## [Written task]
Which lines of the records contain the string "legend"? List every one of them in full.

## [Spatial annotation records]
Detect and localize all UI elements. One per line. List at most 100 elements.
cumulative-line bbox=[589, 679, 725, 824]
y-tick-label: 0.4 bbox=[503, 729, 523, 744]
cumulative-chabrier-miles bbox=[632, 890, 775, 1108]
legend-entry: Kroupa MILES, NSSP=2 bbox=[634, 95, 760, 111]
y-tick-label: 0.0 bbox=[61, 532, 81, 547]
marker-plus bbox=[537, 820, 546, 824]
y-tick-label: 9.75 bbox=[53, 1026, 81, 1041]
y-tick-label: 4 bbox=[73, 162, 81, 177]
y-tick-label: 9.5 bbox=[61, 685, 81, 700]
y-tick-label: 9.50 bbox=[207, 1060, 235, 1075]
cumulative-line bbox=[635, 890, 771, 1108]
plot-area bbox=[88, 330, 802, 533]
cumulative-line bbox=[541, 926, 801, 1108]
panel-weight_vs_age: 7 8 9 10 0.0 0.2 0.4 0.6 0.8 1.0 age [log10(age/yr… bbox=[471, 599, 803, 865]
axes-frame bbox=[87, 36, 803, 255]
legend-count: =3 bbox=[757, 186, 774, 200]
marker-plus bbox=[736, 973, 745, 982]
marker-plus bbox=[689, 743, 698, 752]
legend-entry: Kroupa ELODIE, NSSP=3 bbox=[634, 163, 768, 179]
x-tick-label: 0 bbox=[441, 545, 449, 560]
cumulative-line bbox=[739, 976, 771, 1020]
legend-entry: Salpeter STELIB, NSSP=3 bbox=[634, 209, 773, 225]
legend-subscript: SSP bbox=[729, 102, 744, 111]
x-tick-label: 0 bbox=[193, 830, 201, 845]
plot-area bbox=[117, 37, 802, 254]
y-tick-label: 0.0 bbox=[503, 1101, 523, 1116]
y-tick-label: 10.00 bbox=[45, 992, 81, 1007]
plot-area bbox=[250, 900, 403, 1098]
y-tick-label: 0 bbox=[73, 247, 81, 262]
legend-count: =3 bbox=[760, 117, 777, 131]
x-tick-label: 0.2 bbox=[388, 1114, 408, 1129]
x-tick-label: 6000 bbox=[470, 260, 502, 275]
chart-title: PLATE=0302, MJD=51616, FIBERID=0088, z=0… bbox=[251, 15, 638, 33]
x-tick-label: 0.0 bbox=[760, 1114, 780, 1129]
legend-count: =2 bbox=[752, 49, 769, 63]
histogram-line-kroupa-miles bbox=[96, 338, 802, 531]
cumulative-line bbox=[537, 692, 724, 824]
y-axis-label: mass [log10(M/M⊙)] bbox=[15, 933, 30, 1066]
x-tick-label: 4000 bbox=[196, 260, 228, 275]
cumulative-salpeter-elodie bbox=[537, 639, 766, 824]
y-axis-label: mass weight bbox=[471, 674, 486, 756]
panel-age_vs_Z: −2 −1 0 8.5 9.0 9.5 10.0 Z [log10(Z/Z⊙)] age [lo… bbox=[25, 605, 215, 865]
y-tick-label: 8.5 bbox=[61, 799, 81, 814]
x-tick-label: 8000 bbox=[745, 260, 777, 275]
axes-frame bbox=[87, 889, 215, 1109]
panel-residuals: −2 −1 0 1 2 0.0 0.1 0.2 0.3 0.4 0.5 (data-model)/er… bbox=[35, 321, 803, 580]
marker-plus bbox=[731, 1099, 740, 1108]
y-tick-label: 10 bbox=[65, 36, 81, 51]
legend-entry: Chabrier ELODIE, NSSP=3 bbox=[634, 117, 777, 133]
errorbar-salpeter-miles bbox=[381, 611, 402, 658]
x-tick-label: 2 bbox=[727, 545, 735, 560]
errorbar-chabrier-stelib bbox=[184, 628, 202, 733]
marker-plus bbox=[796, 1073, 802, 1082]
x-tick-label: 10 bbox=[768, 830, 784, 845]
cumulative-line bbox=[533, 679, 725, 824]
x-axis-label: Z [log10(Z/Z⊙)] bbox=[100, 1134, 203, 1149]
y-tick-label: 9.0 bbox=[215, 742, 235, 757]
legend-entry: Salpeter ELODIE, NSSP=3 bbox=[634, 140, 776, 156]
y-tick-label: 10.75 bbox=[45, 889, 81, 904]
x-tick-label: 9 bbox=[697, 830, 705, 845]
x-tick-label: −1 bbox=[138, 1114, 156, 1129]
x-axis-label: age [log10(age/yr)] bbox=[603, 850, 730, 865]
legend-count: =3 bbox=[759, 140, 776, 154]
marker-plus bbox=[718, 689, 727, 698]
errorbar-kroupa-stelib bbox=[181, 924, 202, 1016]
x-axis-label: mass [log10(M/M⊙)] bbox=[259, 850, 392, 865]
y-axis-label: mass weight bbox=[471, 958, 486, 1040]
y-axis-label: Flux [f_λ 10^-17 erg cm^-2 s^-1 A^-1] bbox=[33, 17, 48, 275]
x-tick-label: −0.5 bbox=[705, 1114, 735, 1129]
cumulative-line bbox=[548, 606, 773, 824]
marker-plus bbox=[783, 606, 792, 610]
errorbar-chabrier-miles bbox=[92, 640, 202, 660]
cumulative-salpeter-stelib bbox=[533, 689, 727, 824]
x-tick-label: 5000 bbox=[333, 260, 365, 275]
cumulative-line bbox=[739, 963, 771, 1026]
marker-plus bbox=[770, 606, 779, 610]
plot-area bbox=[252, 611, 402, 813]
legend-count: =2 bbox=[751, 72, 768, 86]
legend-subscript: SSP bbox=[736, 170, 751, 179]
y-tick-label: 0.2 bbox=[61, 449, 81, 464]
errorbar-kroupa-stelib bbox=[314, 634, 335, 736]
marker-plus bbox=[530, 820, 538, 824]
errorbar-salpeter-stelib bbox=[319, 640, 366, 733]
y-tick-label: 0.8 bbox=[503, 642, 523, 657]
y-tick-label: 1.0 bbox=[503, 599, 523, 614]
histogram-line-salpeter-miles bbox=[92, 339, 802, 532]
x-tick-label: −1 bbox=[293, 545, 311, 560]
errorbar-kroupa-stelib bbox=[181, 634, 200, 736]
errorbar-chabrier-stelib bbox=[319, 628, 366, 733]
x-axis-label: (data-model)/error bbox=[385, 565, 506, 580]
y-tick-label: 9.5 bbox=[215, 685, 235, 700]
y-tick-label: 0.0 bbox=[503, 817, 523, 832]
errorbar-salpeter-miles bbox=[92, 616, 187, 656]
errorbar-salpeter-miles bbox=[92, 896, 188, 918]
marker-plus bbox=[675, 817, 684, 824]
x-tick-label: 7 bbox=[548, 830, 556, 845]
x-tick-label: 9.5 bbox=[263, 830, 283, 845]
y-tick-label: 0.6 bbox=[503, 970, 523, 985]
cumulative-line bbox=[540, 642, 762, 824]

## [Written response]
legend-entry: Kroupa MILES, NSSP=2 bbox=[634, 95, 760, 111]
legend-count: =3 bbox=[757, 186, 774, 200]
legend-entry: Kroupa ELODIE, NSSP=3 bbox=[634, 163, 768, 179]
legend-entry: Salpeter STELIB, NSSP=3 bbox=[634, 209, 773, 225]
legend-subscript: SSP bbox=[729, 102, 744, 111]
legend-count: =3 bbox=[760, 117, 777, 131]
legend-count: =2 bbox=[752, 49, 769, 63]
legend-entry: Chabrier ELODIE, NSSP=3 bbox=[634, 117, 777, 133]
legend-entry: Salpeter ELODIE, NSSP=3 bbox=[634, 140, 776, 156]
legend-count: =3 bbox=[759, 140, 776, 154]
legend-count: =2 bbox=[751, 72, 768, 86]
legend-subscript: SSP bbox=[736, 170, 751, 179]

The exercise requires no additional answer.